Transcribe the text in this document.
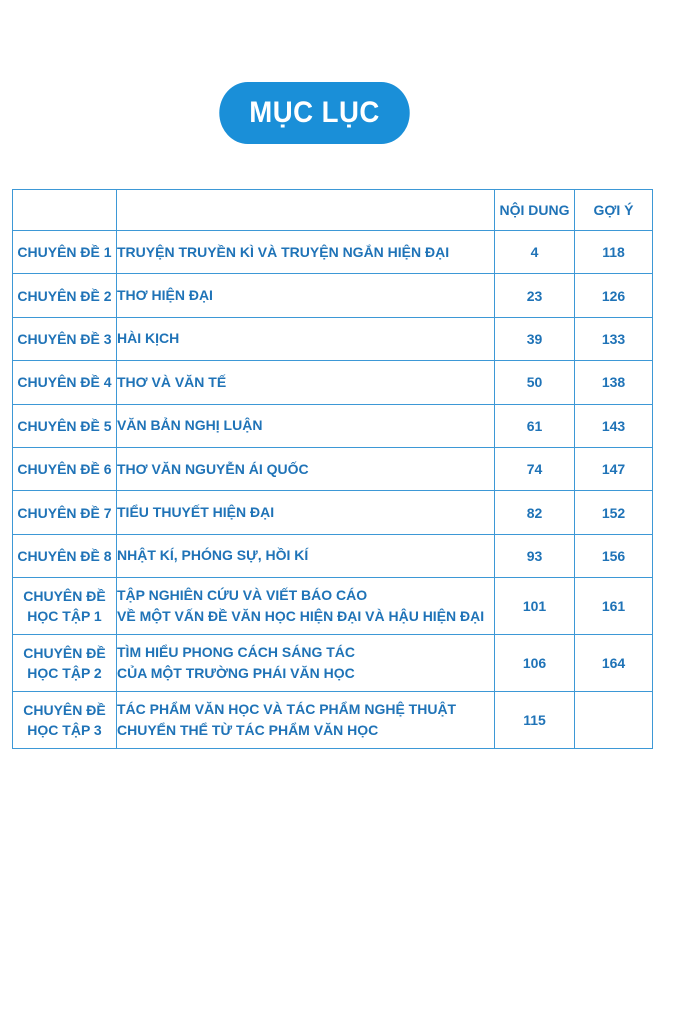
MỤC LỤC
		NỘI DUNG	GỢI Ý

CHUYÊN ĐỀ 1	TRUYỆN TRUYỀN KÌ VÀ TRUYỆN NGẮN HIỆN ĐẠI	4	118

CHUYÊN ĐỀ 2	THƠ HIỆN ĐẠI	23	126

CHUYÊN ĐỀ 3	HÀI KỊCH	39	133

CHUYÊN ĐỀ 4	THƠ VÀ VĂN TẾ	50	138

CHUYÊN ĐỀ 5	VĂN BẢN NGHỊ LUẬN	61	143

CHUYÊN ĐỀ 6	THƠ VĂN NGUYỄN ÁI QUỐC	74	147

CHUYÊN ĐỀ 7	TIỂU THUYẾT HIỆN ĐẠI	82	152

CHUYÊN ĐỀ 8	NHẬT KÍ, PHÓNG SỰ, HỒI KÍ	93	156

CHUYÊN ĐỀ
HỌC TẬP 1	TẬP NGHIÊN CỨU VÀ VIẾT BÁO CÁO
VỀ MỘT VẤN ĐỀ VĂN HỌC HIỆN ĐẠI VÀ HẬU HIỆN ĐẠI	101	161

CHUYÊN ĐỀ
HỌC TẬP 2	TÌM HIỂU PHONG CÁCH SÁNG TÁC
CỦA MỘT TRƯỜNG PHÁI VĂN HỌC	106	164

CHUYÊN ĐỀ
HỌC TẬP 3	TÁC PHẨM VĂN HỌC VÀ TÁC PHẨM NGHỆ THUẬT
CHUYỂN THỂ TỪ TÁC PHẨM VĂN HỌC	115	
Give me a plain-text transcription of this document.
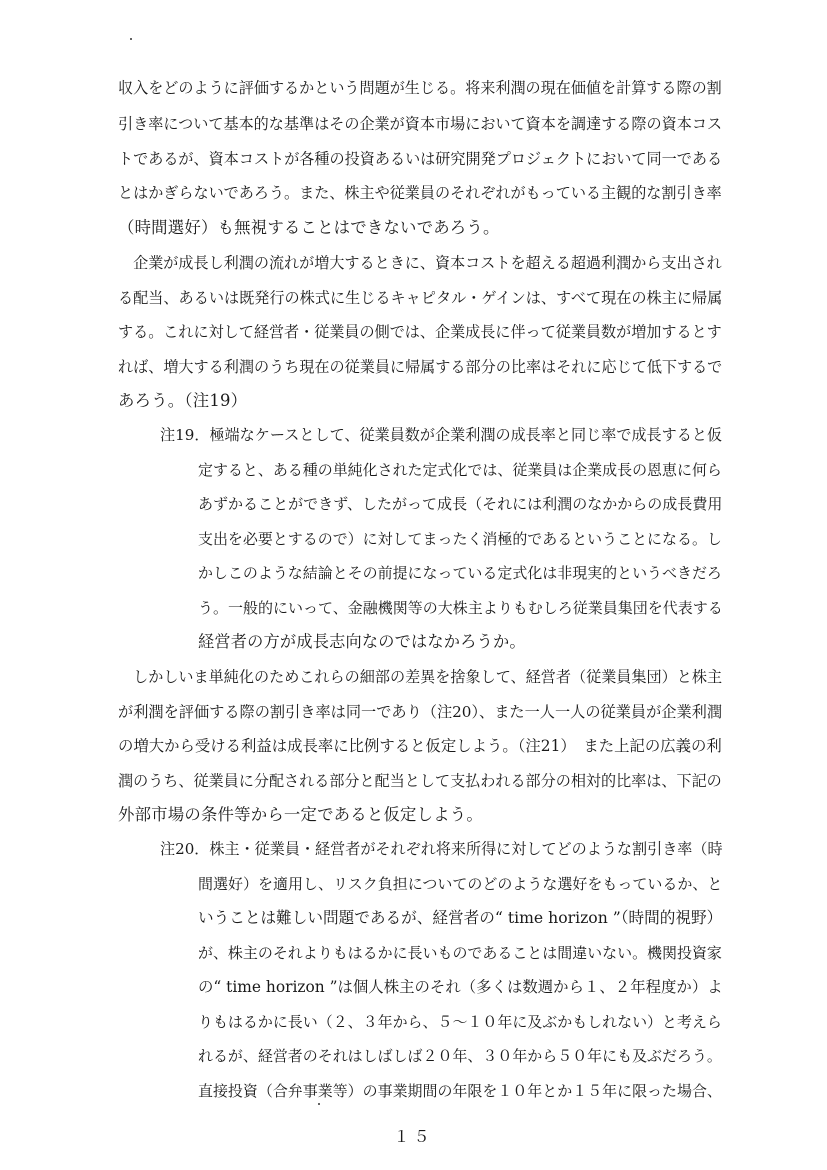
収入をどのように評価するかという問題が生じる。将来利潤の現在価値を計算する際の割
引き率について基本的な基準はその企業が資本市場において資本を調達する際の資本コス
トであるが、資本コストが各種の投資あるいは研究開発プロジェクトにおいて同一である
とはかぎらないであろう。また、株主や従業員のそれぞれがもっている主観的な割引き率
（時間選好）も無視することはできないであろう。
　企業が成長し利潤の流れが増大するときに、資本コストを超える超過利潤から支出され
る配当、あるいは既発行の株式に生じるキャピタル・ゲインは、すべて現在の株主に帰属
する。これに対して経営者・従業員の側では、企業成長に伴って従業員数が増加するとす
れば、増大する利潤のうち現在の従業員に帰属する部分の比率はそれに応じて低下するで
あろう。（注19）
注19．極端なケースとして、従業員数が企業利潤の成長率と同じ率で成長すると仮
定すると、ある種の単純化された定式化では、従業員は企業成長の恩恵に何ら
あずかることができず、したがって成長（それには利潤のなかからの成長費用
支出を必要とするので）に対してまったく消極的であるということになる。し
かしこのような結論とその前提になっている定式化は非現実的というべきだろ
う。一般的にいって、金融機関等の大株主よりもむしろ従業員集団を代表する
経営者の方が成長志向なのではなかろうか。
　しかしいま単純化のためこれらの細部の差異を捨象して、経営者（従業員集団）と株主
が利潤を評価する際の割引き率は同一であり（注20）、また一人一人の従業員が企業利潤
の増大から受ける利益は成長率に比例すると仮定しよう。（注21）　また上記の広義の利
潤のうち、従業員に分配される部分と配当として支払われる部分の相対的比率は、下記の
外部市場の条件等から一定であると仮定しよう。
注20．株主・従業員・経営者がそれぞれ将来所得に対してどのような割引き率（時
間選好）を適用し、リスク負担についてのどのような選好をもっているか、と
いうことは難しい問題であるが、経営者の“ time horizon ”（時間的視野）
が、株主のそれよりもはるかに長いものであることは間違いない。機関投資家
の“ time horizon ”は個人株主のそれ（多くは数週から１、２年程度か）よ
りもはるかに長い（２、３年から、５～１０年に及ぶかもしれない）と考えら
れるが、経営者のそれはしばしば２０年、３０年から５０年にも及ぶだろう。
直接投資（合弁事業等）の事業期間の年限を１０年とか１５年に限った場合、
１５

● ● ● ● ● ● ●

TASK TO COMPLETE:
Pictures in the records should not appear in your copy, but everything else must be transcribed exactly.

EXERCISE OUTPUT:
Transcribe the text in this document.
MỤC LỤC
		NỘI DUNG	GỢI Ý

CHUYÊN ĐỀ 1	TRUYỆN TRUYỀN KÌ VÀ TRUYỆN NGẮN HIỆN ĐẠI	4	118

CHUYÊN ĐỀ 2	THƠ HIỆN ĐẠI	23	126

CHUYÊN ĐỀ 3	HÀI KỊCH	39	133

CHUYÊN ĐỀ 4	THƠ VÀ VĂN TẾ	50	138

CHUYÊN ĐỀ 5	VĂN BẢN NGHỊ LUẬN	61	143

CHUYÊN ĐỀ 6	THƠ VĂN NGUYỄN ÁI QUỐC	74	147

CHUYÊN ĐỀ 7	TIỂU THUYẾT HIỆN ĐẠI	82	152

CHUYÊN ĐỀ 8	NHẬT KÍ, PHÓNG SỰ, HỒI KÍ	93	156

CHUYÊN ĐỀ
HỌC TẬP 1	TẬP NGHIÊN CỨU VÀ VIẾT BÁO CÁO
VỀ MỘT VẤN ĐỀ VĂN HỌC HIỆN ĐẠI VÀ HẬU HIỆN ĐẠI	101	161

CHUYÊN ĐỀ
HỌC TẬP 2	TÌM HIỂU PHONG CÁCH SÁNG TÁC
CỦA MỘT TRƯỜNG PHÁI VĂN HỌC	106	164

CHUYÊN ĐỀ
HỌC TẬP 3	TÁC PHẨM VĂN HỌC VÀ TÁC PHẨM NGHỆ THUẬT
CHUYỂN THỂ TỪ TÁC PHẨM VĂN HỌC	115	
Give me a plain-text transcription of this document.
収入をどのように評価するかという問題が生じる。将来利潤の現在価値を計算する際の割
引き率について基本的な基準はその企業が資本市場において資本を調達する際の資本コス
トであるが、資本コストが各種の投資あるいは研究開発プロジェクトにおいて同一である
とはかぎらないであろう。また、株主や従業員のそれぞれがもっている主観的な割引き率
（時間選好）も無視することはできないであろう。
　企業が成長し利潤の流れが増大するときに、資本コストを超える超過利潤から支出され
る配当、あるいは既発行の株式に生じるキャピタル・ゲインは、すべて現在の株主に帰属
する。これに対して経営者・従業員の側では、企業成長に伴って従業員数が増加するとす
れば、増大する利潤のうち現在の従業員に帰属する部分の比率はそれに応じて低下するで
あろう。（注19）
注19．極端なケースとして、従業員数が企業利潤の成長率と同じ率で成長すると仮
定すると、ある種の単純化された定式化では、従業員は企業成長の恩恵に何ら
あずかることができず、したがって成長（それには利潤のなかからの成長費用
支出を必要とするので）に対してまったく消極的であるということになる。し
かしこのような結論とその前提になっている定式化は非現実的というべきだろ
う。一般的にいって、金融機関等の大株主よりもむしろ従業員集団を代表する
経営者の方が成長志向なのではなかろうか。
　しかしいま単純化のためこれらの細部の差異を捨象して、経営者（従業員集団）と株主
が利潤を評価する際の割引き率は同一であり（注20）、また一人一人の従業員が企業利潤
の増大から受ける利益は成長率に比例すると仮定しよう。（注21）　また上記の広義の利
潤のうち、従業員に分配される部分と配当として支払われる部分の相対的比率は、下記の
外部市場の条件等から一定であると仮定しよう。
注20．株主・従業員・経営者がそれぞれ将来所得に対してどのような割引き率（時
間選好）を適用し、リスク負担についてのどのような選好をもっているか、と
いうことは難しい問題であるが、経営者の“ time horizon ”（時間的視野）
が、株主のそれよりもはるかに長いものであることは間違いない。機関投資家
の“ time horizon ”は個人株主のそれ（多くは数週から１、２年程度か）よ
りもはるかに長い（２、３年から、５～１０年に及ぶかもしれない）と考えら
れるが、経営者のそれはしばしば２０年、３０年から５０年にも及ぶだろう。
直接投資（合弁事業等）の事業期間の年限を１０年とか１５年に限った場合、
１５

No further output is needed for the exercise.